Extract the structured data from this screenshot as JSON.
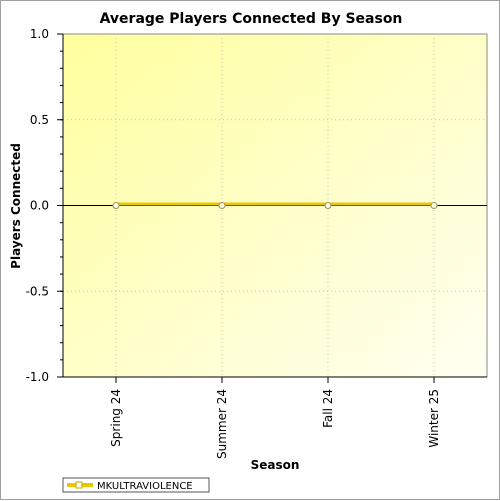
{
  "chart_data": {
    "type": "line",
    "title": "Average Players Connected By Season",
    "xlabel": "Season",
    "ylabel": "Players Connected",
    "categories": [
      "Spring 24",
      "Summer 24",
      "Fall 24",
      "Winter 25"
    ],
    "ylim": [
      -1.0,
      1.0
    ],
    "yticks": [
      "1.0",
      "0.5",
      "0.0",
      "-0.5",
      "-1.0"
    ],
    "ytick_values": [
      1.0,
      0.5,
      0.0,
      -0.5,
      -1.0
    ],
    "grid": true,
    "legend_position": "bottom-left",
    "series": [
      {
        "name": "MKULTRAVIOLENCE",
        "values": [
          0,
          0,
          0,
          0
        ],
        "color": "#e8c800",
        "marker_fill": "#fffde8"
      }
    ],
    "colors": {
      "plot_bg_left": "#ffff9e",
      "plot_bg_right": "#fffff2",
      "grid": "#c8c8a0",
      "zero_line": "#000000"
    }
  }
}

### Requirement
Each record above should come back exactly the same, only without its pictures.

### Full answer
Extract the structured data from this screenshot as JSON.
{
  "chart_data": {
    "type": "line",
    "title": "Average Players Connected By Season",
    "xlabel": "Season",
    "ylabel": "Players Connected",
    "categories": [
      "Spring 24",
      "Summer 24",
      "Fall 24",
      "Winter 25"
    ],
    "ylim": [
      -1.0,
      1.0
    ],
    "yticks": [
      "1.0",
      "0.5",
      "0.0",
      "-0.5",
      "-1.0"
    ],
    "ytick_values": [
      1.0,
      0.5,
      0.0,
      -0.5,
      -1.0
    ],
    "grid": true,
    "legend_position": "bottom-left",
    "series": [
      {
        "name": "MKULTRAVIOLENCE",
        "values": [
          0,
          0,
          0,
          0
        ],
        "color": "#e8c800",
        "marker_fill": "#fffde8"
      }
    ],
    "colors": {
      "plot_bg_left": "#ffff9e",
      "plot_bg_right": "#fffff2",
      "grid": "#c8c8a0",
      "zero_line": "#000000"
    }
  }
}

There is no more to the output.